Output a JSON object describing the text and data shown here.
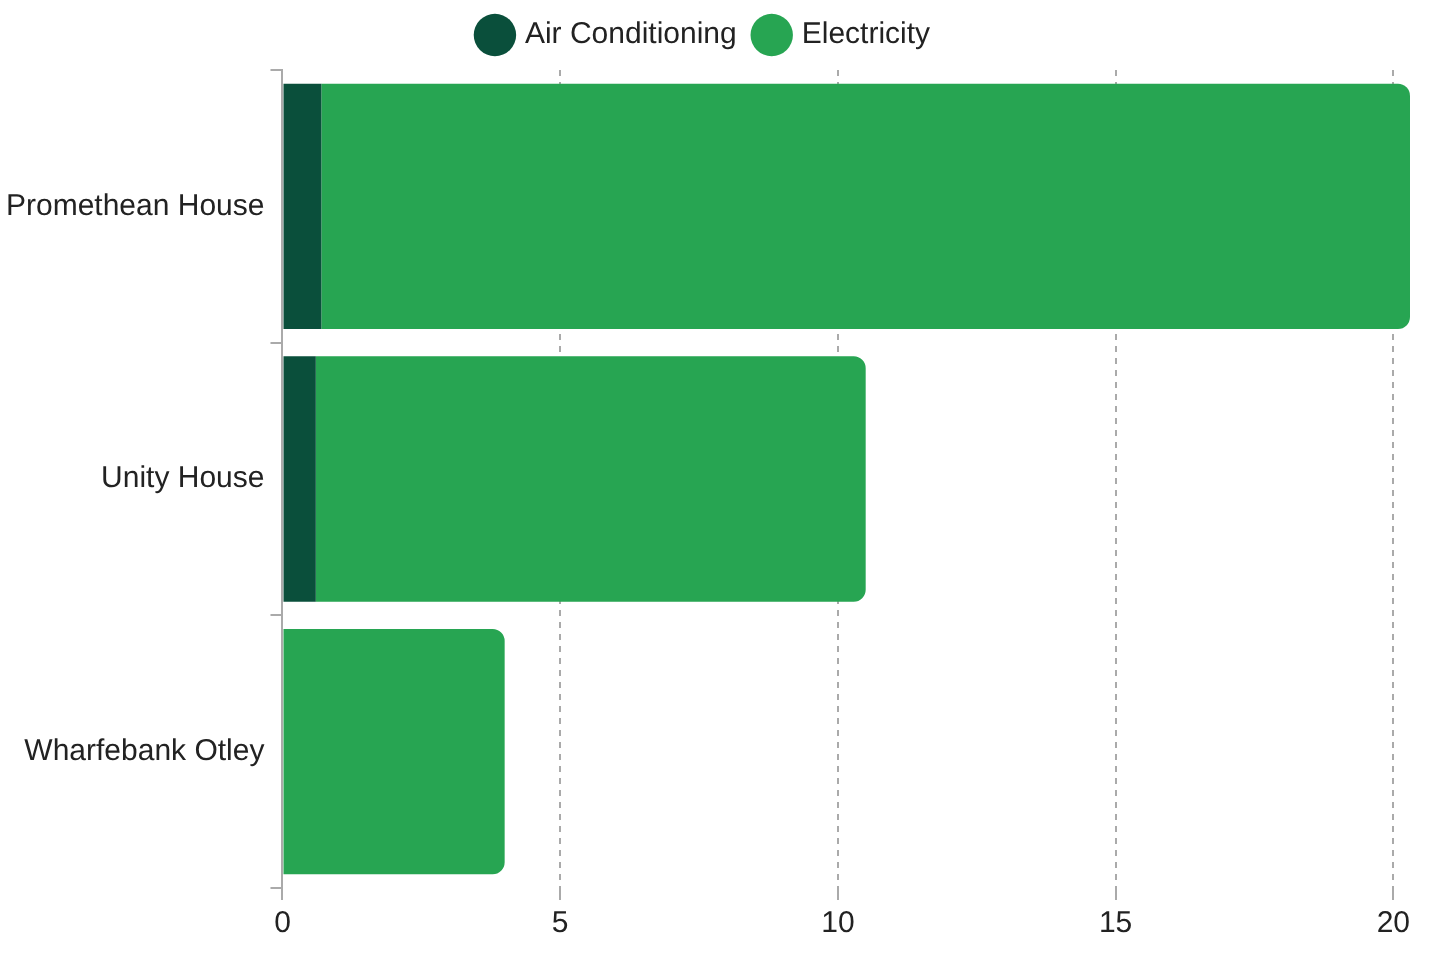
{
  "chart_data": {
    "type": "bar",
    "orientation": "horizontal",
    "stacked": true,
    "categories": [
      "Promethean House",
      "Unity House",
      "Wharfebank Otley"
    ],
    "series": [
      {
        "name": "Air Conditioning",
        "color": "#0a4f3b",
        "values": [
          0.7,
          0.6,
          0
        ]
      },
      {
        "name": "Electricity",
        "color": "#27a552",
        "values": [
          19.6,
          9.9,
          4.0
        ]
      }
    ],
    "xlim": [
      0,
      20.3
    ],
    "xticks": [
      0,
      5,
      10,
      15,
      20
    ],
    "grid": "x",
    "legend": "top"
  }
}
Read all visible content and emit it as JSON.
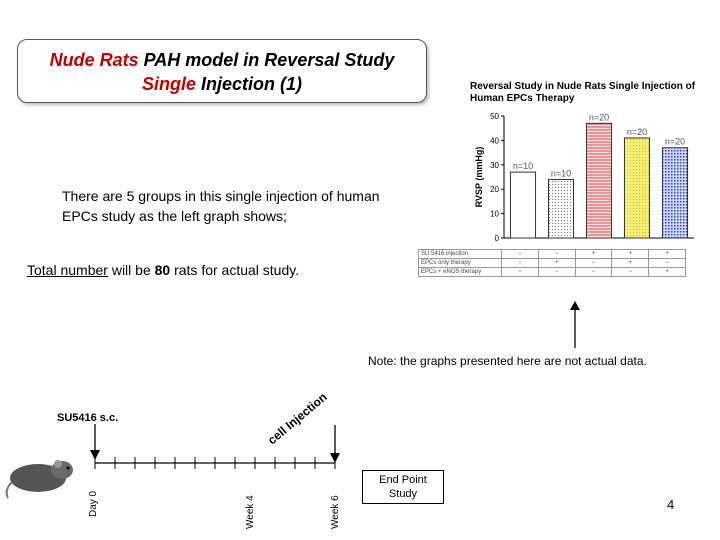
* * * * * * * * *
AIM OF THE TASK: An exact transcription of all the entries is required, without the pictures.

SOLUTION:
Output a JSON object describing the text and data shown here.
{
  "chart_data": {
    "type": "bar",
    "orientation": "horizontal",
    "stacked": true,
    "categories": [
      "Promethean House",
      "Unity House",
      "Wharfebank Otley"
    ],
    "series": [
      {
        "name": "Air Conditioning",
        "color": "#0a4f3b",
        "values": [
          0.7,
          0.6,
          0
        ]
      },
      {
        "name": "Electricity",
        "color": "#27a552",
        "values": [
          19.6,
          9.9,
          4.0
        ]
      }
    ],
    "xlim": [
      0,
      20.3
    ],
    "xticks": [
      0,
      5,
      10,
      15,
      20
    ],
    "grid": "x",
    "legend": "top"
  }
}
Read all visible content and emit it as JSON.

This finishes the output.